Material to process
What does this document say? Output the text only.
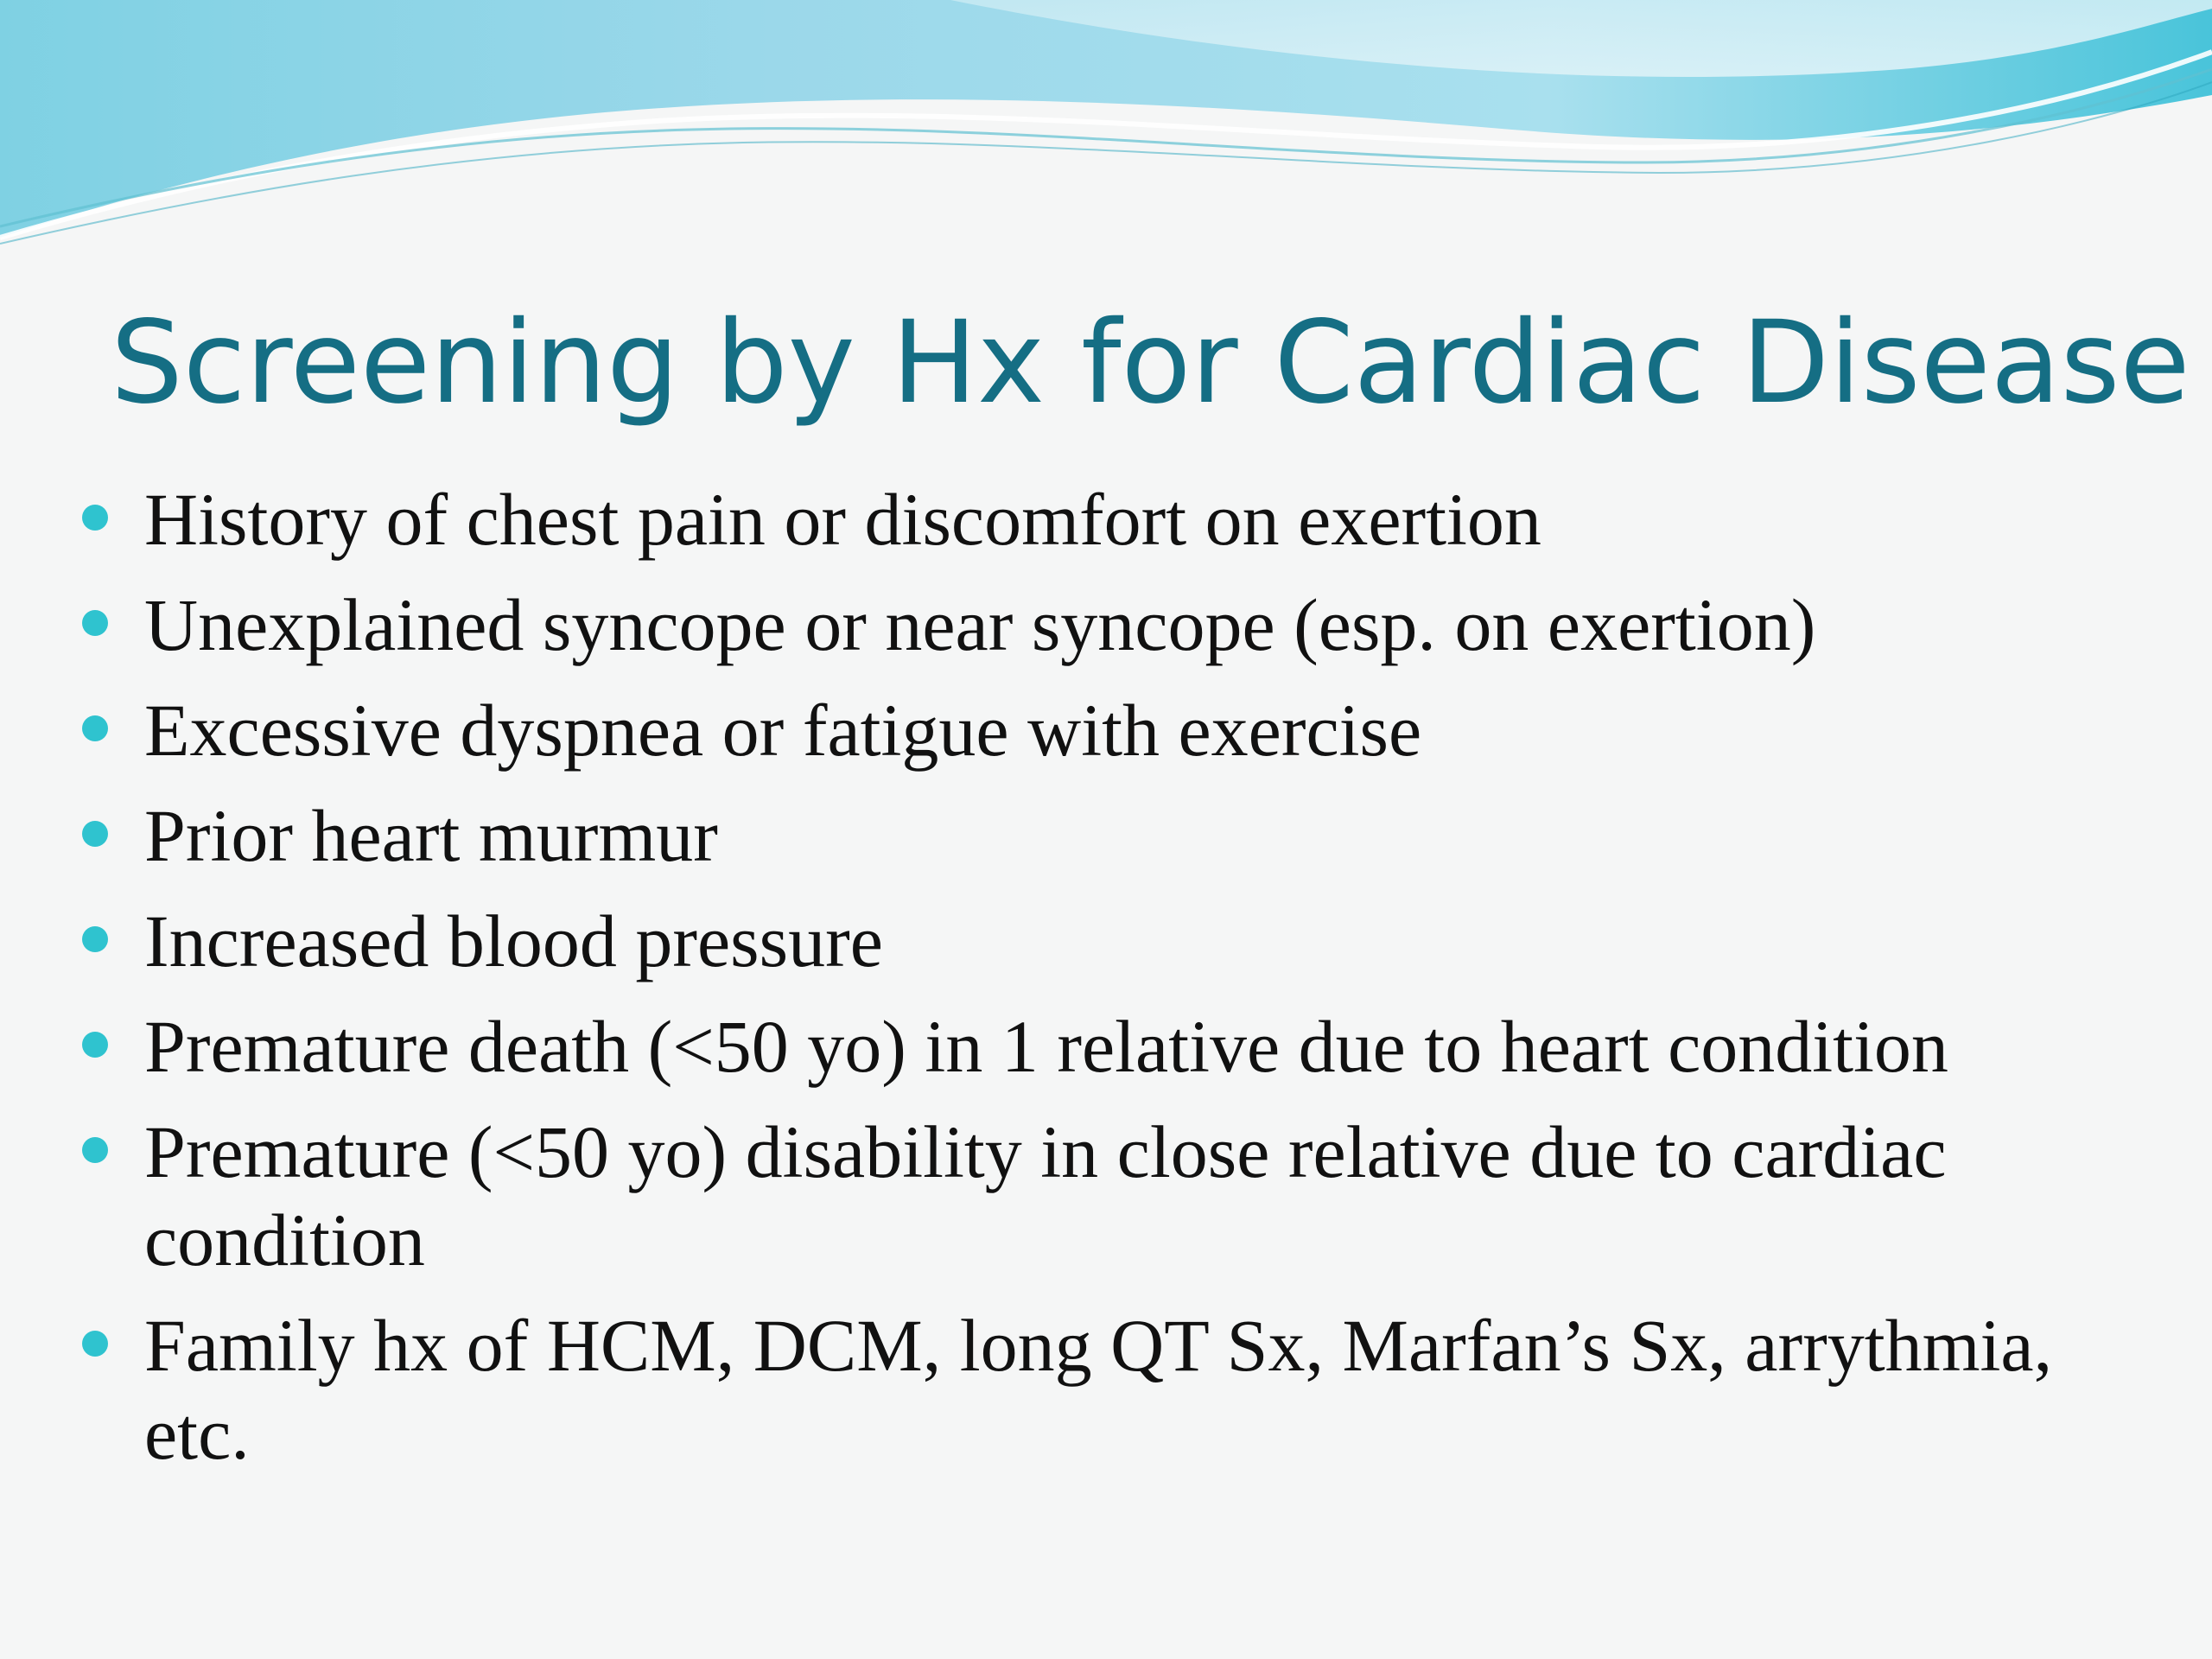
Screening by Hx for Cardiac Disease
History of chest pain or discomfort on exertion
Unexplained syncope or near syncope (esp. on exertion)
Excessive dyspnea or fatigue with exercise
Prior heart murmur
Increased blood pressure
Premature death (<50 yo) in 1 relative due to heart condition
Premature (<50 yo) disability in close relative due to cardiac condition
Family hx of HCM, DCM, long QT Sx, Marfan’s Sx, arrythmia, etc.
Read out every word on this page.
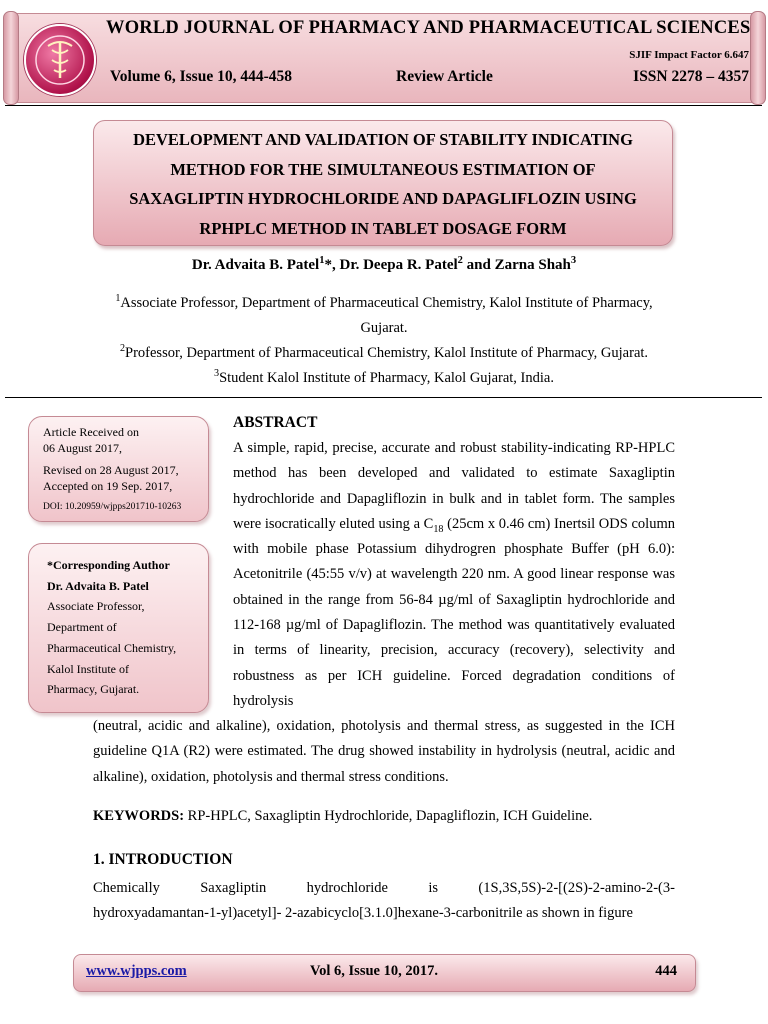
WORLD JOURNAL OF PHARMACY AND PHARMACEUTICAL SCIENCES
SJIF Impact Factor 6.647
Volume 6, Issue 10, 444-458	Review Article	ISSN 2278 – 4357
DEVELOPMENT AND VALIDATION OF STABILITY INDICATING
METHOD FOR THE SIMULTANEOUS ESTIMATION OF
SAXAGLIPTIN HYDROCHLORIDE AND DAPAGLIFLOZIN USING
RPHPLC METHOD IN TABLET DOSAGE FORM
Dr. Advaita B. Patel$^1$*, Dr. Deepa R. Patel$^2$ and Zarna Shah$^3$
$^1$Associate Professor, Department of Pharmaceutical Chemistry, Kalol Institute of Pharmacy,
Gujarat.
$^2$Professor, Department of Pharmaceutical Chemistry, Kalol Institute of Pharmacy, Gujarat.
$^3$Student Kalol Institute of Pharmacy, Kalol Gujarat, India.
Article Received on
06 August 2017,
Revised on 28 August 2017,
Accepted on 19 Sep. 2017,
DOI: 10.20959/wjpps201710-10263
*Corresponding Author
Dr. Advaita B. Patel
Associate Professor,
Department of
Pharmaceutical Chemistry,
Kalol Institute of
Pharmacy, Gujarat.
ABSTRACT
A simple, rapid, precise, accurate and robust stability-indicating RP-HPLC method has been developed and validated to estimate Saxagliptin hydrochloride and Dapagliflozin in bulk and in tablet form. The samples were isocratically eluted using a $C_{18}$ (25cm x 0.46 cm) Inertsil ODS column with mobile phase Potassium dihydrogren phosphate Buffer (pH 6.0): Acetonitrile (45:55 v/v) at wavelength 220 nm. A good linear response was obtained in the range from 56-84 µg/ml of Saxagliptin hydrochloride and 112-168 µg/ml of Dapagliflozin. The method was quantitatively evaluated in terms of linearity, precision, accuracy (recovery), selectivity and robustness as per ICH guideline. Forced degradation conditions of hydrolysis
(neutral, acidic and alkaline), oxidation, photolysis and thermal stress, as suggested in the ICH guideline Q1A (R2) were estimated. The drug showed instability in hydrolysis (neutral, acidic and alkaline), oxidation, photolysis and thermal stress conditions.
KEYWORDS: RP-HPLC, Saxagliptin Hydrochloride, Dapagliflozin, ICH Guideline.
1. INTRODUCTION
Chemically	Saxagliptin	hydrochloride	is	(1S,3S,5S)-2-[(2S)-2-amino-2-(3-
hydroxyadamantan-1-yl)acetyl]- 2-azabicyclo[3.1.0]hexane-3-carbonitrile as shown in figure
www.wjpps.com	Vol 6, Issue 10, 2017.	444
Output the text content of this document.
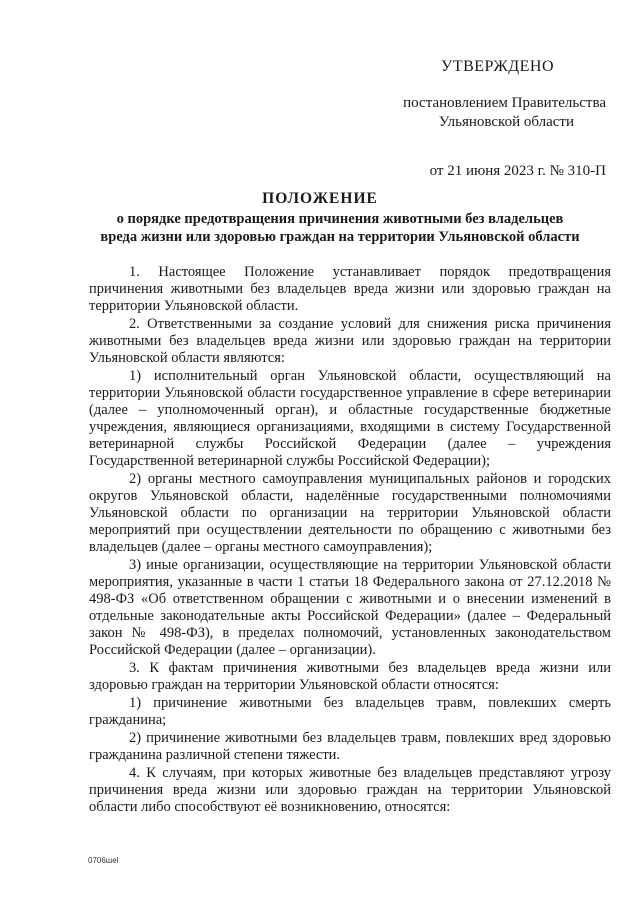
УТВЕРЖДЕНО
постановлением Правительства
Ульяновской области
от 21 июня 2023 г. № 310-П
ПОЛОЖЕНИЕ
о порядке предотвращения причинения животными без владельцев
вреда жизни или здоровью граждан на территории Ульяновской области

1. Настоящее Положение устанавливает порядок предотвращения причинения животными без владельцев вреда жизни или здоровью граждан на территории Ульяновской области.

2. Ответственными за создание условий для снижения риска причинения животными без владельцев вреда жизни или здоровью граждан на территории Ульяновской области являются:

1) исполнительный орган Ульяновской области, осуществляющий на территории Ульяновской области государственное управление в сфере ветеринарии (далее – уполномоченный орган), и областные государственные бюджетные учреждения, являющиеся организациями, входящими в систему Государственной ветеринарной службы Российской Федерации (далее – учреждения Государственной ветеринарной службы Российской Федерации);

2) органы местного самоуправления муниципальных районов и городских округов Ульяновской области, наделённые государственными полномочиями Ульяновской области по организации на территории Ульяновской области мероприятий при осуществлении деятельности по обращению с животными без владельцев (далее – органы местного самоуправления);

3) иные организации, осуществляющие на территории Ульяновской области мероприятия, указанные в части 1 статьи 18 Федерального закона от 27.12.2018 № 498-ФЗ «Об ответственном обращении с животными и о внесении изменений в отдельные законодательные акты Российской Федерации» (далее – Федеральный закон № 498-ФЗ), в пределах полномочий, установленных законодательством Российской Федерации (далее – организации).

3. К фактам причинения животными без владельцев вреда жизни или здоровью граждан на территории Ульяновской области относятся:

1) причинение животными без владельцев травм, повлекших смерть гражданина;

2) причинение животными без владельцев травм, повлекших вред здоровью гражданина различной степени тяжести.

4. К случаям, при которых животные без владельцев представляют угрозу причинения вреда жизни или здоровью граждан на территории Ульяновской области либо способствуют её возникновению, относятся:

0706шеl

Instructions to follow
Review the material and copy each line in which the word "Gujarat" appears.

Completed task
Gujarat.
$^2$Professor, Department of Pharmaceutical Chemistry, Kalol Institute of Pharmacy, Gujarat.
$^3$Student Kalol Institute of Pharmacy, Kalol Gujarat, India.
Pharmacy, Gujarat.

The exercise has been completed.